Given request
Look at the entries below and reproduce them exactly.

-----

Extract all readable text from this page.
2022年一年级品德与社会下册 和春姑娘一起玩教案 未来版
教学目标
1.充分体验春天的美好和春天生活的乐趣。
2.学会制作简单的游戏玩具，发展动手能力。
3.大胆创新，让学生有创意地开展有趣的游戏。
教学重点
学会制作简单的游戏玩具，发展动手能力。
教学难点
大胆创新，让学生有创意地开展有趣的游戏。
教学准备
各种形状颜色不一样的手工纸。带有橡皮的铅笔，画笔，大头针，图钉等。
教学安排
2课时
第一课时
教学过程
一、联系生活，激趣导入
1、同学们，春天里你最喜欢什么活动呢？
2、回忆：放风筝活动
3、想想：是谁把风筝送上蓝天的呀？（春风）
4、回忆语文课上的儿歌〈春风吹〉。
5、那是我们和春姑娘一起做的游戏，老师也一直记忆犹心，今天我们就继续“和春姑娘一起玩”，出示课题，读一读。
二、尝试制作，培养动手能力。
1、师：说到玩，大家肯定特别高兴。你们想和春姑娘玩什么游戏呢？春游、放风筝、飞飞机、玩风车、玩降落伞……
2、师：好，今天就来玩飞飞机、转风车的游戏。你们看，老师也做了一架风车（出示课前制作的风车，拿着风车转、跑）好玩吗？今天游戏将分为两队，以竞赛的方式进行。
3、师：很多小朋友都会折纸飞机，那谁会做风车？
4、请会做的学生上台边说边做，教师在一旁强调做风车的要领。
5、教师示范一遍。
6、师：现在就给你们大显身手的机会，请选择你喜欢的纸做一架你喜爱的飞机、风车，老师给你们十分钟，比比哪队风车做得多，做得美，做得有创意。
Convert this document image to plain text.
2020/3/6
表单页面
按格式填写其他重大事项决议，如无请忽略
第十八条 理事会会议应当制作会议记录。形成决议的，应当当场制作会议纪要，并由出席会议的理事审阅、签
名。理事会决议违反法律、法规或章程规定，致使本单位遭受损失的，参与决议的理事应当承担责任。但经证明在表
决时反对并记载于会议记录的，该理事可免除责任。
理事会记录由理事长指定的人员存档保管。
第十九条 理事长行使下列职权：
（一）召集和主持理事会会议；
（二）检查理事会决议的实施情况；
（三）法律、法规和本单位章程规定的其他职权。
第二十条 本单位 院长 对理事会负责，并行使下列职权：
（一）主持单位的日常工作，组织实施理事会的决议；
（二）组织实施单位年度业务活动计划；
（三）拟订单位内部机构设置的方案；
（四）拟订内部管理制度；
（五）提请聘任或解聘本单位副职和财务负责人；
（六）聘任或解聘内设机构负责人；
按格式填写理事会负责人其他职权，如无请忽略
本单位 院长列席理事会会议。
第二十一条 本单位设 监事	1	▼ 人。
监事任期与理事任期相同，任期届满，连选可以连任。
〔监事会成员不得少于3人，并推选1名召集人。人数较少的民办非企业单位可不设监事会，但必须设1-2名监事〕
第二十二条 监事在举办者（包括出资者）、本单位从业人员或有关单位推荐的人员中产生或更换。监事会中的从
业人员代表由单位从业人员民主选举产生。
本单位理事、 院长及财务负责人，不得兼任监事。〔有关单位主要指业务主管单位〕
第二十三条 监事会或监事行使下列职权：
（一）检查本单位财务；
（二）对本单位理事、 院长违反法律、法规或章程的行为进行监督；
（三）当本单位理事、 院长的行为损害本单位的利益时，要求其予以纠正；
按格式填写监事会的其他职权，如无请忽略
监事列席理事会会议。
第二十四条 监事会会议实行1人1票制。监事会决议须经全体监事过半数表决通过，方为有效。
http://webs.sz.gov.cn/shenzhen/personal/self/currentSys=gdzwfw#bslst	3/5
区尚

-----

Reply
Extract all readable text from this page.
2022年一年级品德与社会下册 和春姑娘一起玩教案 未来版
教学目标
1.充分体验春天的美好和春天生活的乐趣。
2.学会制作简单的游戏玩具，发展动手能力。
3.大胆创新，让学生有创意地开展有趣的游戏。
教学重点
学会制作简单的游戏玩具，发展动手能力。
教学难点
大胆创新，让学生有创意地开展有趣的游戏。
教学准备
各种形状颜色不一样的手工纸。带有橡皮的铅笔，画笔，大头针，图钉等。
教学安排
2课时
第一课时
教学过程
一、联系生活，激趣导入
1、同学们，春天里你最喜欢什么活动呢？
2、回忆：放风筝活动
3、想想：是谁把风筝送上蓝天的呀？（春风）
4、回忆语文课上的儿歌〈春风吹〉。
5、那是我们和春姑娘一起做的游戏，老师也一直记忆犹心，今天我们就继续“和春姑娘一起玩”，出示课题，读一读。
二、尝试制作，培养动手能力。
1、师：说到玩，大家肯定特别高兴。你们想和春姑娘玩什么游戏呢？春游、放风筝、飞飞机、玩风车、玩降落伞……
2、师：好，今天就来玩飞飞机、转风车的游戏。你们看，老师也做了一架风车（出示课前制作的风车，拿着风车转、跑）好玩吗？今天游戏将分为两队，以竞赛的方式进行。
3、师：很多小朋友都会折纸飞机，那谁会做风车？
4、请会做的学生上台边说边做，教师在一旁强调做风车的要领。
5、教师示范一遍。
6、师：现在就给你们大显身手的机会，请选择你喜欢的纸做一架你喜爱的飞机、风车，老师给你们十分钟，比比哪队风车做得多，做得美，做得有创意。
Convert this document image to plain text.
2020/3/6
表单页面
按格式填写其他重大事项决议，如无请忽略
第十八条 理事会会议应当制作会议记录。形成决议的，应当当场制作会议纪要，并由出席会议的理事审阅、签
名。理事会决议违反法律、法规或章程规定，致使本单位遭受损失的，参与决议的理事应当承担责任。但经证明在表
决时反对并记载于会议记录的，该理事可免除责任。
理事会记录由理事长指定的人员存档保管。
第十九条 理事长行使下列职权：
（一）召集和主持理事会会议；
（二）检查理事会决议的实施情况；
（三）法律、法规和本单位章程规定的其他职权。
第二十条 本单位 院长 对理事会负责，并行使下列职权：
（一）主持单位的日常工作，组织实施理事会的决议；
（二）组织实施单位年度业务活动计划；
（三）拟订单位内部机构设置的方案；
（四）拟订内部管理制度；
（五）提请聘任或解聘本单位副职和财务负责人；
（六）聘任或解聘内设机构负责人；
按格式填写理事会负责人其他职权，如无请忽略
本单位 院长列席理事会会议。
第二十一条 本单位设 监事	1	▼ 人。
监事任期与理事任期相同，任期届满，连选可以连任。
〔监事会成员不得少于3人，并推选1名召集人。人数较少的民办非企业单位可不设监事会，但必须设1-2名监事〕
第二十二条 监事在举办者（包括出资者）、本单位从业人员或有关单位推荐的人员中产生或更换。监事会中的从
业人员代表由单位从业人员民主选举产生。
本单位理事、 院长及财务负责人，不得兼任监事。〔有关单位主要指业务主管单位〕
第二十三条 监事会或监事行使下列职权：
（一）检查本单位财务；
（二）对本单位理事、 院长违反法律、法规或章程的行为进行监督；
（三）当本单位理事、 院长的行为损害本单位的利益时，要求其予以纠正；
按格式填写监事会的其他职权，如无请忽略
监事列席理事会会议。
第二十四条 监事会会议实行1人1票制。监事会决议须经全体监事过半数表决通过，方为有效。
http://webs.sz.gov.cn/shenzhen/personal/self/currentSys=gdzwfw#bslst	3/5
区尚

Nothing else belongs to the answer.